PROBLEM REQUIREMENTS -> Copy out all lines with the word "then" in them.

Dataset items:
_____

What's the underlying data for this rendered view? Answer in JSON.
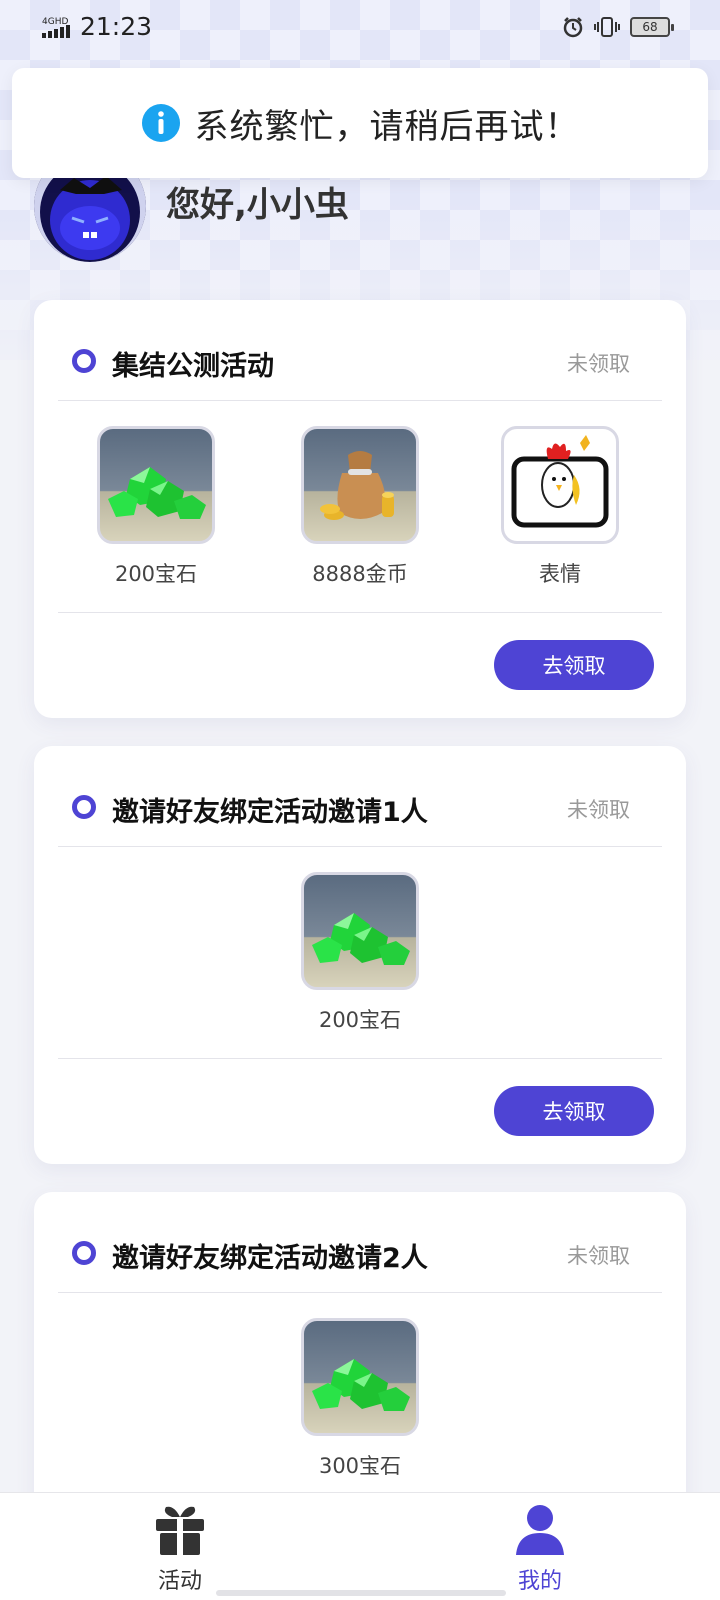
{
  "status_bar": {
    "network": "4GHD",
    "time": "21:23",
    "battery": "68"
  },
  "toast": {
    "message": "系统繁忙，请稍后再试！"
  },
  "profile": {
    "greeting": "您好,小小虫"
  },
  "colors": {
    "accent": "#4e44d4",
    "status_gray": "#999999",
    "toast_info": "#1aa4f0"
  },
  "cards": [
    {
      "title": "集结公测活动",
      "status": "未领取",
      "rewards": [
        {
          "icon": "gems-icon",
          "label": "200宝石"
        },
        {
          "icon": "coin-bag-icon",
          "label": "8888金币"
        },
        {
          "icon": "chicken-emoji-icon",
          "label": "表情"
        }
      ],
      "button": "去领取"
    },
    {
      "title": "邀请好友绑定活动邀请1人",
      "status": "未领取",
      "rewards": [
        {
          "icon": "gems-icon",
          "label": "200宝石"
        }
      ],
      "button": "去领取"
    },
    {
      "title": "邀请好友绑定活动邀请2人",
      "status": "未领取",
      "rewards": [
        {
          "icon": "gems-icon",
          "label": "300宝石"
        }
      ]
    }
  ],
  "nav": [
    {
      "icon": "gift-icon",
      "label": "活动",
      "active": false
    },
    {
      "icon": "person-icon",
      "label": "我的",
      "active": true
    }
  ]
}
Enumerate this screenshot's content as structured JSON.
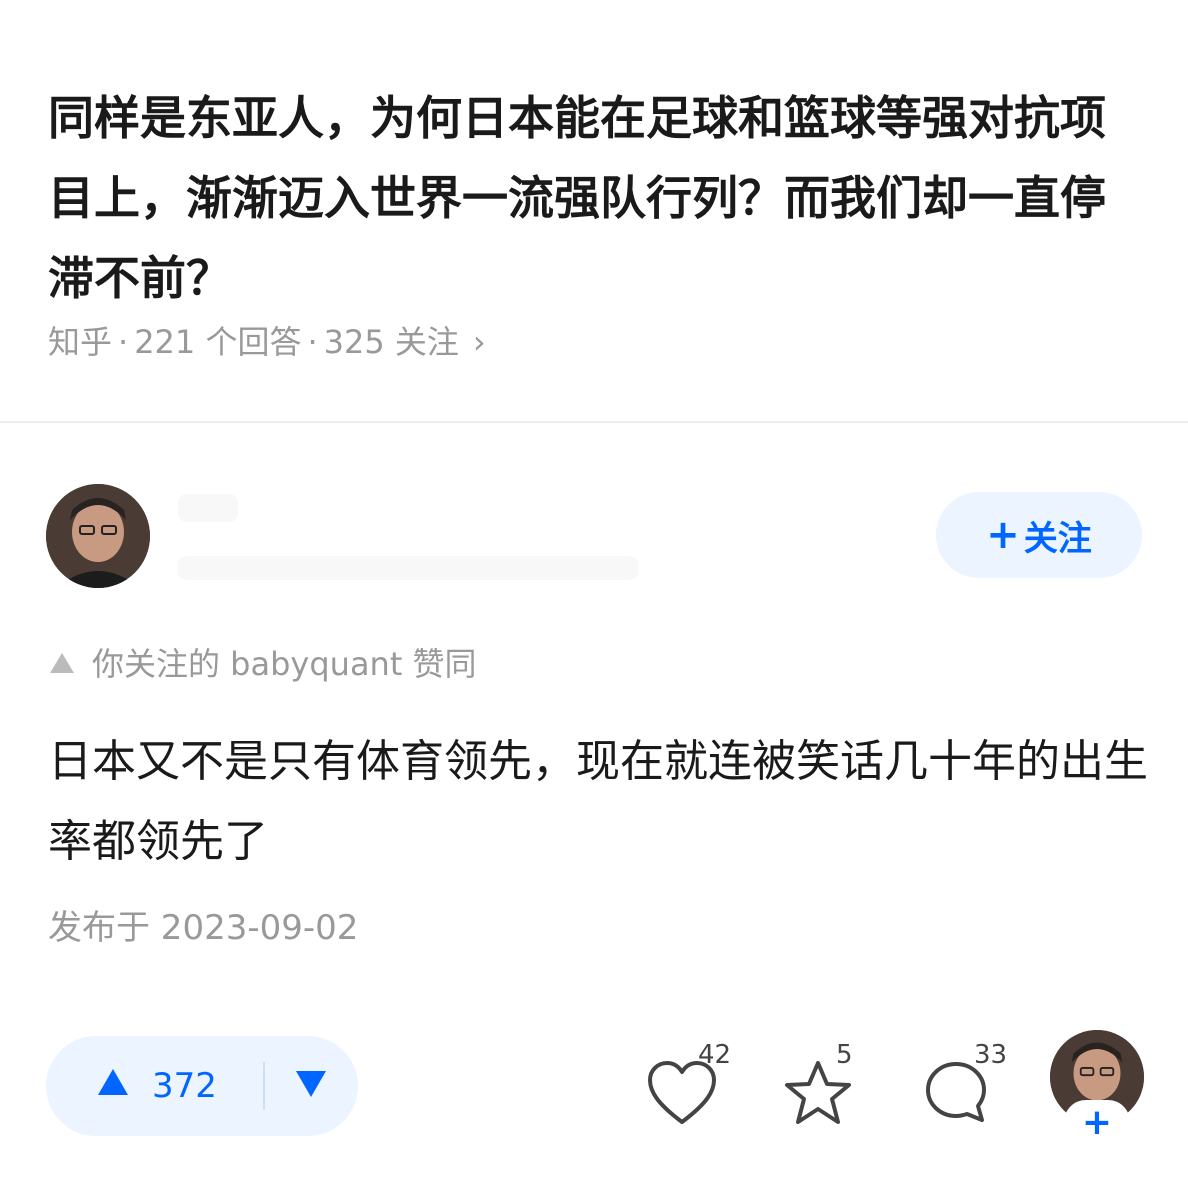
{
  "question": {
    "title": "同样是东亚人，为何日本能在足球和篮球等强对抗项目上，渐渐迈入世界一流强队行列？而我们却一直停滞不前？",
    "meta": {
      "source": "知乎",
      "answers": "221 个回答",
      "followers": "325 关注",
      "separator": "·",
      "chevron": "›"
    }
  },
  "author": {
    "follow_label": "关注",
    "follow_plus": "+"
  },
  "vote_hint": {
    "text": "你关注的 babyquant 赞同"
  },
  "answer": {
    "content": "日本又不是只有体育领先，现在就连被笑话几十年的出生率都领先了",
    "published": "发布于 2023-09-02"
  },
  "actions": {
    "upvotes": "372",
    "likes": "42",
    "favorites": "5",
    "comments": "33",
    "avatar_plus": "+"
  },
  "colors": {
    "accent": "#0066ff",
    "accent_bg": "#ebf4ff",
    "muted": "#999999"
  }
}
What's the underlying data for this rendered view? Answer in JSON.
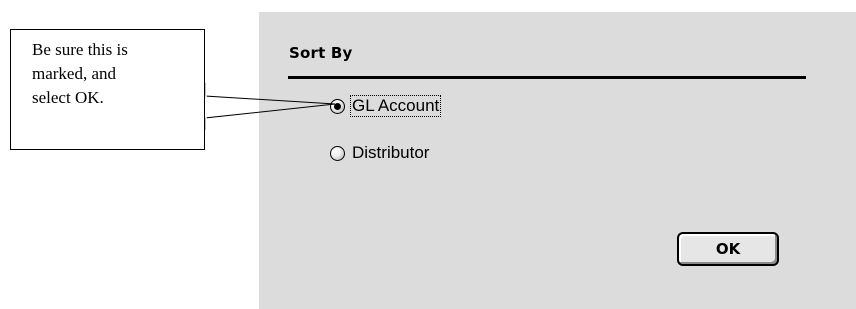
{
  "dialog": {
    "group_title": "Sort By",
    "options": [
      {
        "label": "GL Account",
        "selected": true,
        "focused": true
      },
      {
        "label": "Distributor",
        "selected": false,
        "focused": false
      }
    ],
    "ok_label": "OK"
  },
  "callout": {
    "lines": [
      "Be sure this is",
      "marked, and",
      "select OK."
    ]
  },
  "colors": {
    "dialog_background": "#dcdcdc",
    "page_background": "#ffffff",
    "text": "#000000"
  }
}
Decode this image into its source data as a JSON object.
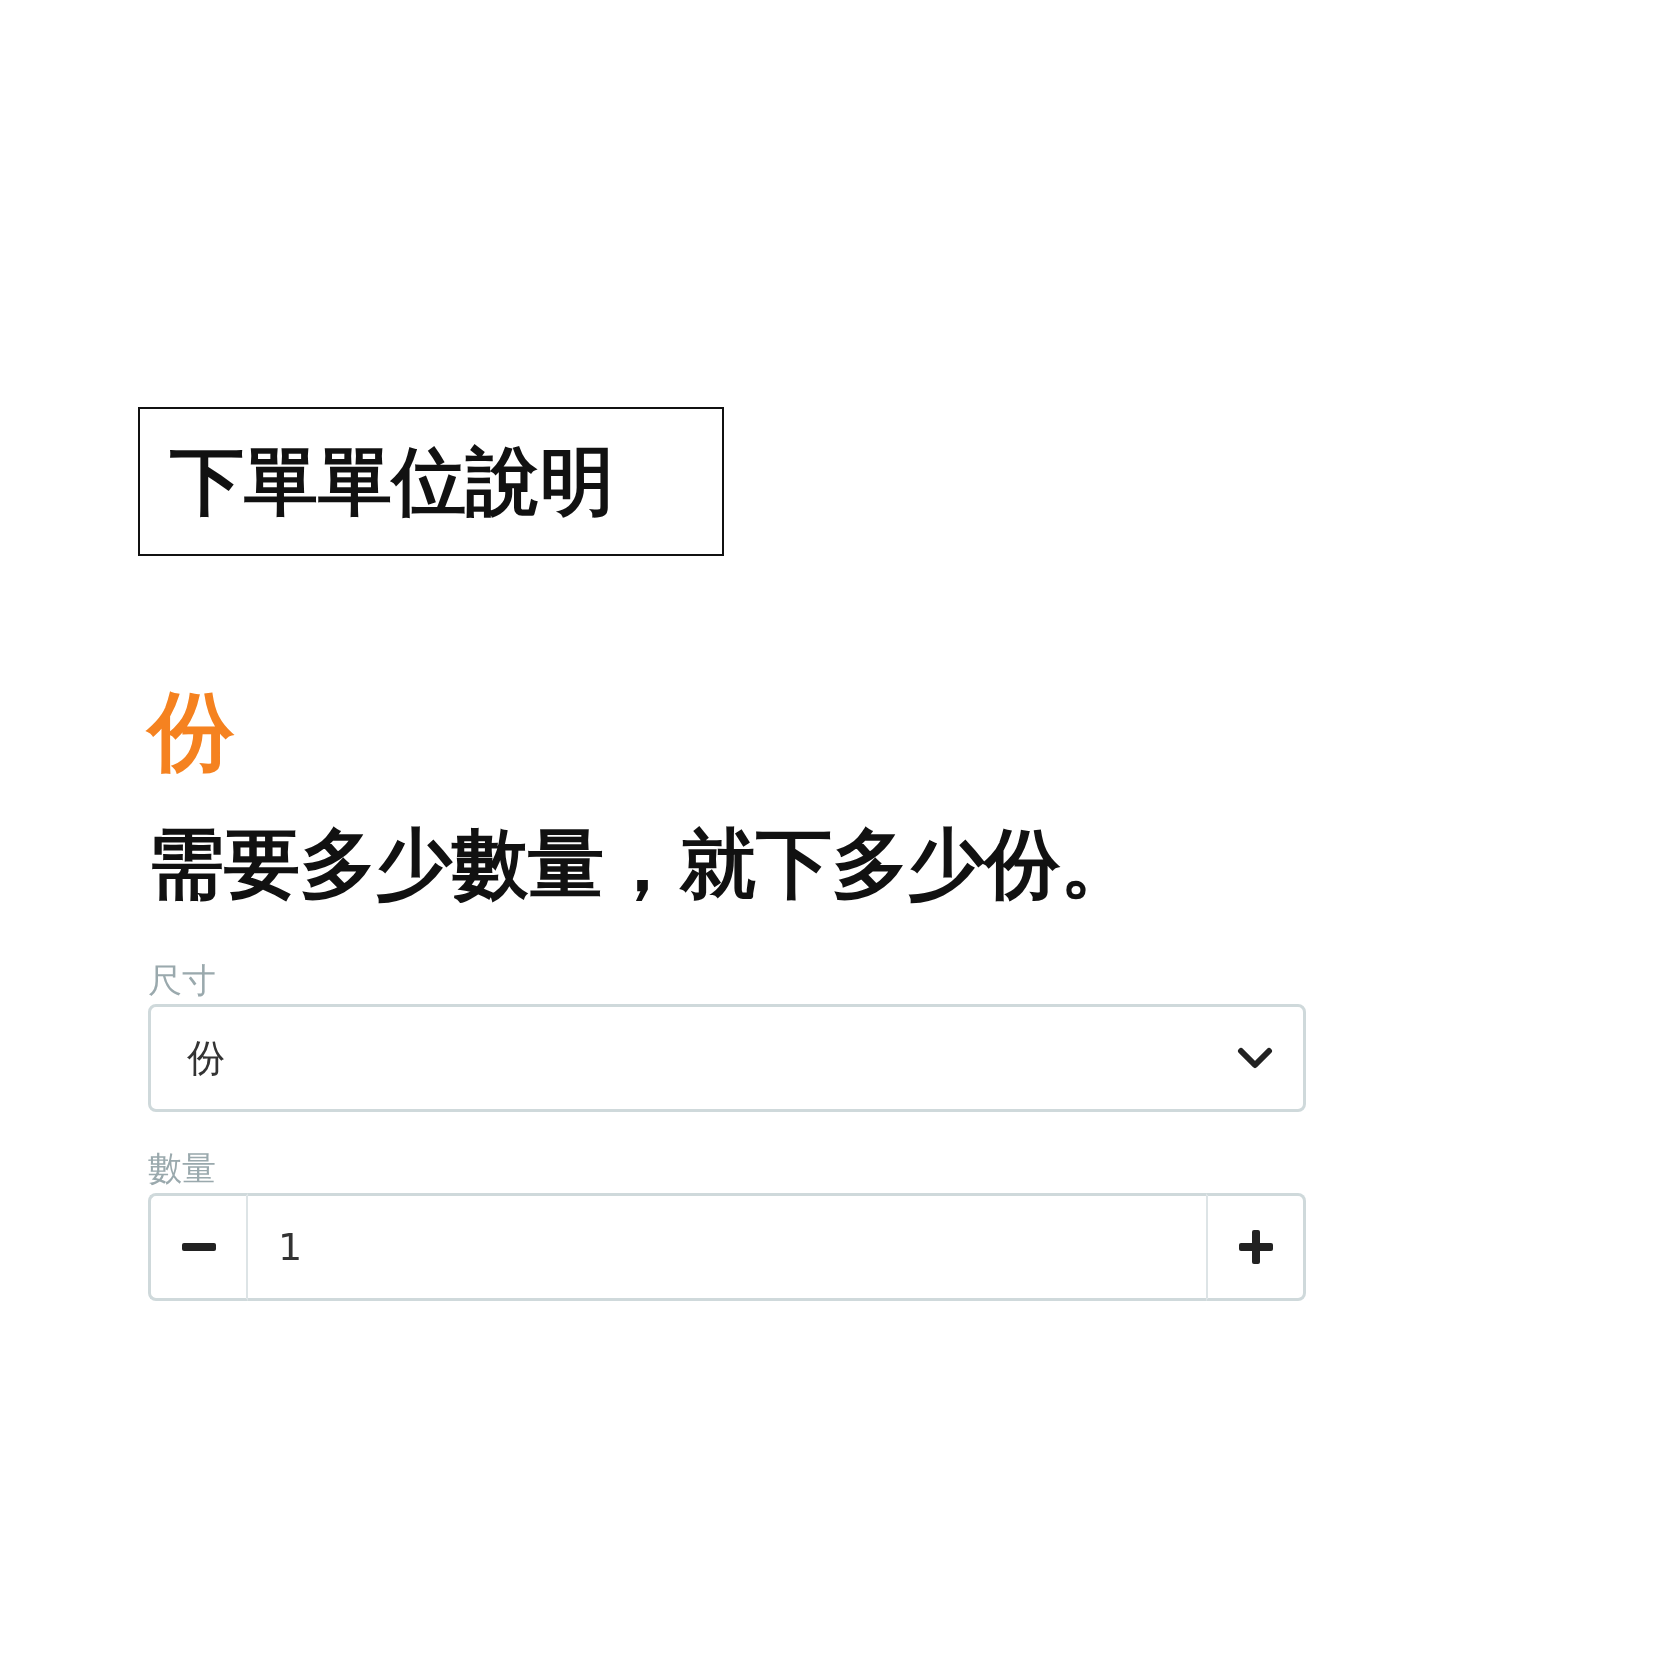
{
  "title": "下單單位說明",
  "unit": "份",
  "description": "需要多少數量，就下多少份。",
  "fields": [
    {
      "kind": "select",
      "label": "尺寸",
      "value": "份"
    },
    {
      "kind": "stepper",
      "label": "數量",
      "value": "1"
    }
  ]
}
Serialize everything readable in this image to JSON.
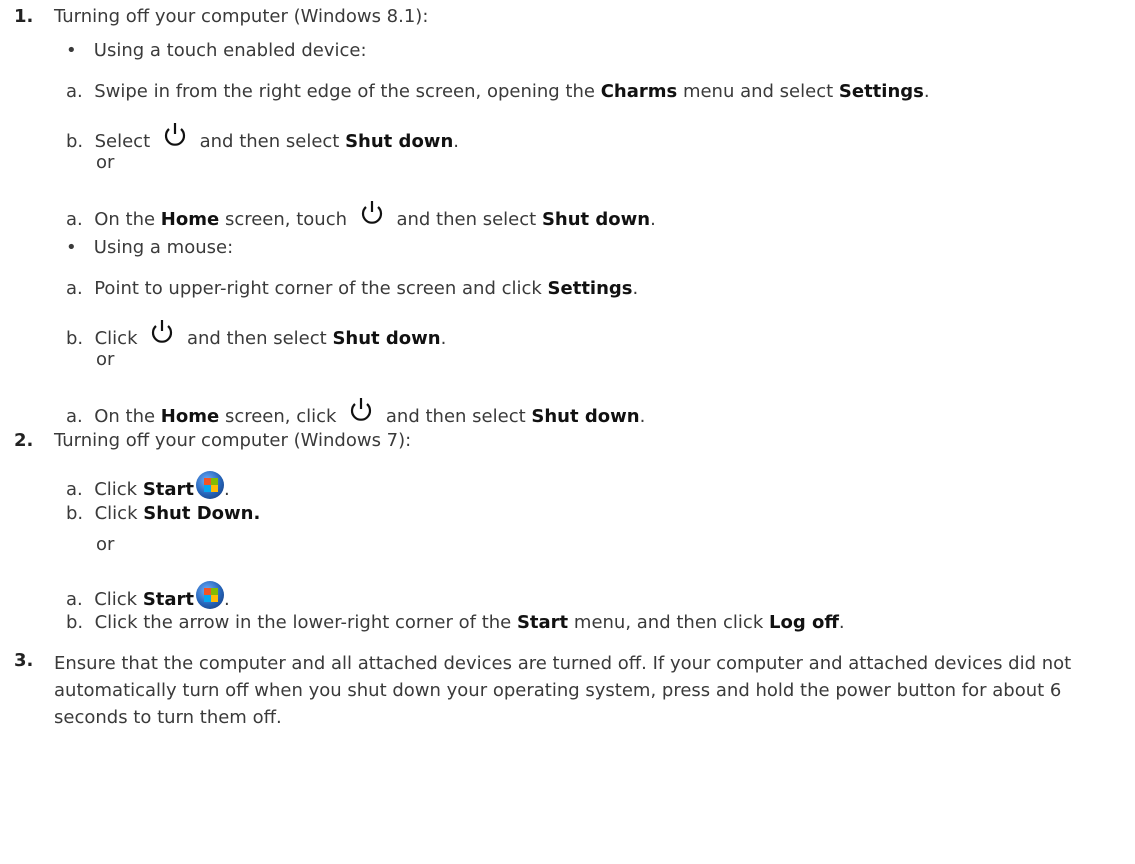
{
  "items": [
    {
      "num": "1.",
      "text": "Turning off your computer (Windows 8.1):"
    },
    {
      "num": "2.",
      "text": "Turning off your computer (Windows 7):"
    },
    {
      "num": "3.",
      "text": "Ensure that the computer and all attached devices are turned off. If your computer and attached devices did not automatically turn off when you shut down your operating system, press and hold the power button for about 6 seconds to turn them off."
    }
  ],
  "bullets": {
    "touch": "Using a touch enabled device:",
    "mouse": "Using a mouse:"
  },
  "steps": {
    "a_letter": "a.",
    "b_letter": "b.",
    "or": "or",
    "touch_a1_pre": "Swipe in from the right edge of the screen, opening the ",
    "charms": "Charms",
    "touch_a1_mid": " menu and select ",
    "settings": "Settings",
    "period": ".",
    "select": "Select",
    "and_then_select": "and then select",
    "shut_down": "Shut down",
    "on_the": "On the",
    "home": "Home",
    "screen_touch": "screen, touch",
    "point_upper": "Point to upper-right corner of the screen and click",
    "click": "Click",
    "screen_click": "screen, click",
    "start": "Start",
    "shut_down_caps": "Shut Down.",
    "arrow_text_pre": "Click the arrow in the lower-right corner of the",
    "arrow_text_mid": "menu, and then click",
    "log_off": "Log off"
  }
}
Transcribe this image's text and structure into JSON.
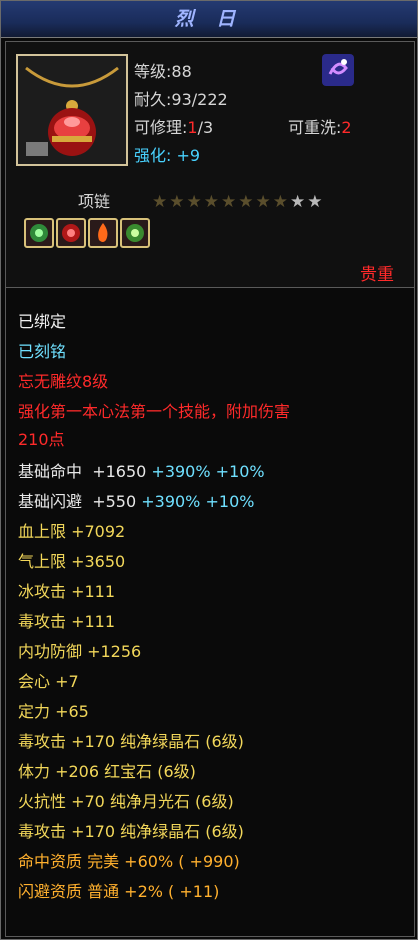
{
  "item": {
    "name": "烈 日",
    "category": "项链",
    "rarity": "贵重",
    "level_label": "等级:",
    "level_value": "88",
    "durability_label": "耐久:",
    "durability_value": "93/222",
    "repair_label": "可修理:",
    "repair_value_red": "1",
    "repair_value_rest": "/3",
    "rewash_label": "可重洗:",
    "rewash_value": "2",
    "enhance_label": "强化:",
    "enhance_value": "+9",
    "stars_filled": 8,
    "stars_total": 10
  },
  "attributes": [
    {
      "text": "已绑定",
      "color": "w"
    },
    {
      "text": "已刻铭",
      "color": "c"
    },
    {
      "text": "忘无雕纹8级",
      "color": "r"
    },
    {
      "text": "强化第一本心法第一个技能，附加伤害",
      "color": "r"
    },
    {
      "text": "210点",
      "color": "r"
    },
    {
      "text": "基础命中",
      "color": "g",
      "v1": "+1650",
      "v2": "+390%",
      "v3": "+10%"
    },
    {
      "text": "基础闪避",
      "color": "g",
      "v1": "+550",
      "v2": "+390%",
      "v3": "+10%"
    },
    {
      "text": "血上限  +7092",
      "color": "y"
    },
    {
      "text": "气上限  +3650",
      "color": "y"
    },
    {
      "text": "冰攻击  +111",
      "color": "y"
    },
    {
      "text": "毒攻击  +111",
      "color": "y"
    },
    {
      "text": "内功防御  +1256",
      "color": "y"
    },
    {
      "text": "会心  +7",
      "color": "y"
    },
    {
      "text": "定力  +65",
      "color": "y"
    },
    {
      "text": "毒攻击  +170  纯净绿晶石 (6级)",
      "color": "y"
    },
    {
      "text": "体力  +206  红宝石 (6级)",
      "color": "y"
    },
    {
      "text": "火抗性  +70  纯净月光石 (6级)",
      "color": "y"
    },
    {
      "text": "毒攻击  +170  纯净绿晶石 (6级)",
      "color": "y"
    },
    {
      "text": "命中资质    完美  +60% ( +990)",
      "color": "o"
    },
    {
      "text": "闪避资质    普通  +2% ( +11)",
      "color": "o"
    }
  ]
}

_____

RESULT BELOW ->
    "and_then_select": "and then select",
    "arrow_text_mid": "menu, and then click",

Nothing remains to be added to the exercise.